### What is being asked
Copy out all the lines exactly. Omit pictures.

### Data provided
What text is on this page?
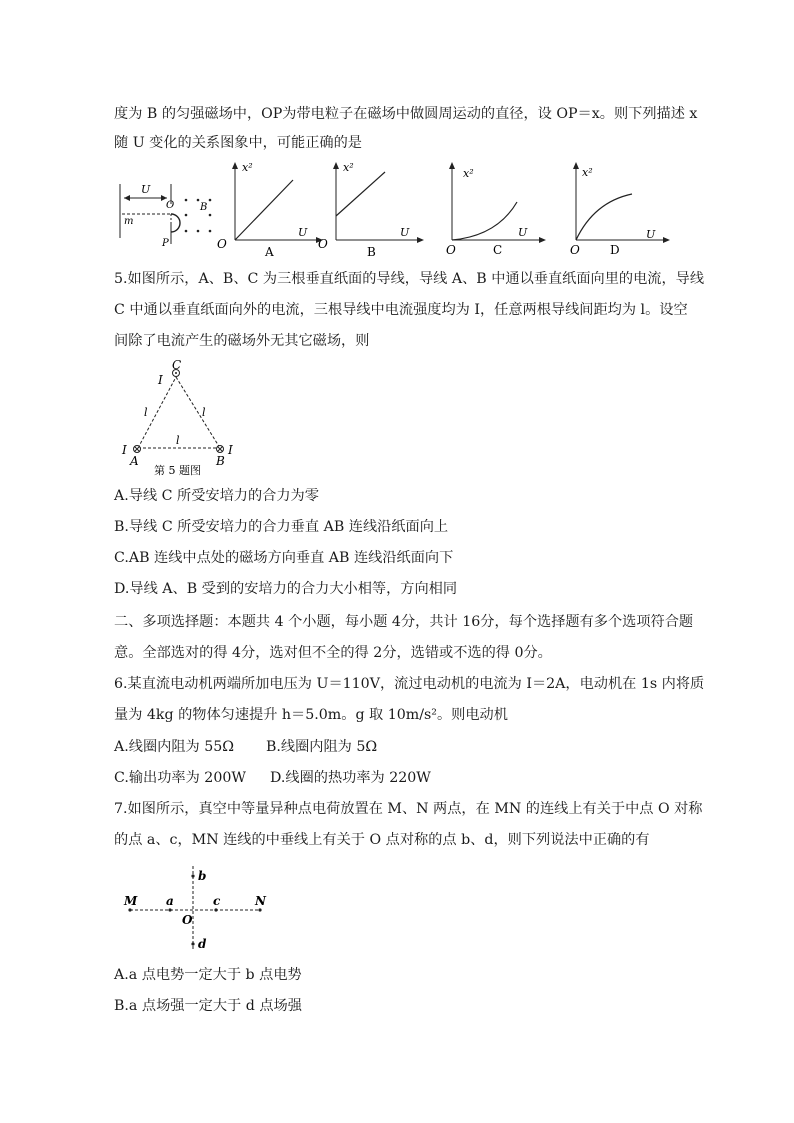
度为 B 的匀强磁场中，OP为带电粒子在磁场中做圆周运动的直径，设 OP＝x。则下列描述 x
随 U 变化的关系图象中，可能正确的是
U
O
m
P
B
x²
U
O
A
x²
U
O
B
x²
U
O	C
x²
U
O	D
5.如图所示，A、B、C 为三根垂直纸面的导线，导线 A、B 中通以垂直纸面向里的电流，导线
C 中通以垂直纸面向外的电流，三根导线中电流强度均为 I，任意两根导线间距均为 l。设空
间除了电流产生的磁场外无其它磁场，则
C
I
l	l
l
I	I
A	B
第 5 题图
A.导线 C 所受安培力的合力为零
B.导线 C 所受安培力的合力垂直 AB 连线沿纸面向上
C.AB 连线中点处的磁场方向垂直 AB 连线沿纸面向下
D.导线 A、B 受到的安培力的合力大小相等，方向相同
二、多项选择题：本题共 4 个小题，每小题 4分，共计 16分，每个选择题有多个选项符合题
意。全部选对的得 4分，选对但不全的得 2分，选错或不选的得 0分。
6.某直流电动机两端所加电压为 U＝110V，流过电动机的电流为 I＝2A，电动机在 1s 内将质
量为 4kg 的物体匀速提升 h＝5.0m。g 取 10m/s²。则电动机
A.线圈内阻为 55Ω B.线圈内阻为 5Ω
C.输出功率为 200W D.线圈的热功率为 220W
7.如图所示，真空中等量异种点电荷放置在 M、N 两点，在 MN 的连线上有关于中点 O 对称
的点 a、c，MN 连线的中垂线上有关于 O 点对称的点 b、d，则下列说法中正确的有
M a
O
c	N
b
d
A.a 点电势一定大于 b 点电势
B.a 点场强一定大于 d 点场强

### Response to the task
What text is on this page?
度为 B 的匀强磁场中，OP为带电粒子在磁场中做圆周运动的直径，设 OP＝x。则下列描述 x
随 U 变化的关系图象中，可能正确的是
U
O
m
P
B
x²
U
O
A
x²
U
O
B
x²
U
O	C
x²
U
O	D
5.如图所示，A、B、C 为三根垂直纸面的导线，导线 A、B 中通以垂直纸面向里的电流，导线
C 中通以垂直纸面向外的电流，三根导线中电流强度均为 I，任意两根导线间距均为 l。设空
间除了电流产生的磁场外无其它磁场，则
C
I
l	l
l
I	I
A	B
第 5 题图
A.导线 C 所受安培力的合力为零
B.导线 C 所受安培力的合力垂直 AB 连线沿纸面向上
C.AB 连线中点处的磁场方向垂直 AB 连线沿纸面向下
D.导线 A、B 受到的安培力的合力大小相等，方向相同
二、多项选择题：本题共 4 个小题，每小题 4分，共计 16分，每个选择题有多个选项符合题
意。全部选对的得 4分，选对但不全的得 2分，选错或不选的得 0分。
6.某直流电动机两端所加电压为 U＝110V，流过电动机的电流为 I＝2A，电动机在 1s 内将质
量为 4kg 的物体匀速提升 h＝5.0m。g 取 10m/s²。则电动机
A.线圈内阻为 55Ω B.线圈内阻为 5Ω
C.输出功率为 200W D.线圈的热功率为 220W
7.如图所示，真空中等量异种点电荷放置在 M、N 两点，在 MN 的连线上有关于中点 O 对称
的点 a、c，MN 连线的中垂线上有关于 O 点对称的点 b、d，则下列说法中正确的有
M a
O
c	N
b
d
A.a 点电势一定大于 b 点电势
B.a 点场强一定大于 d 点场强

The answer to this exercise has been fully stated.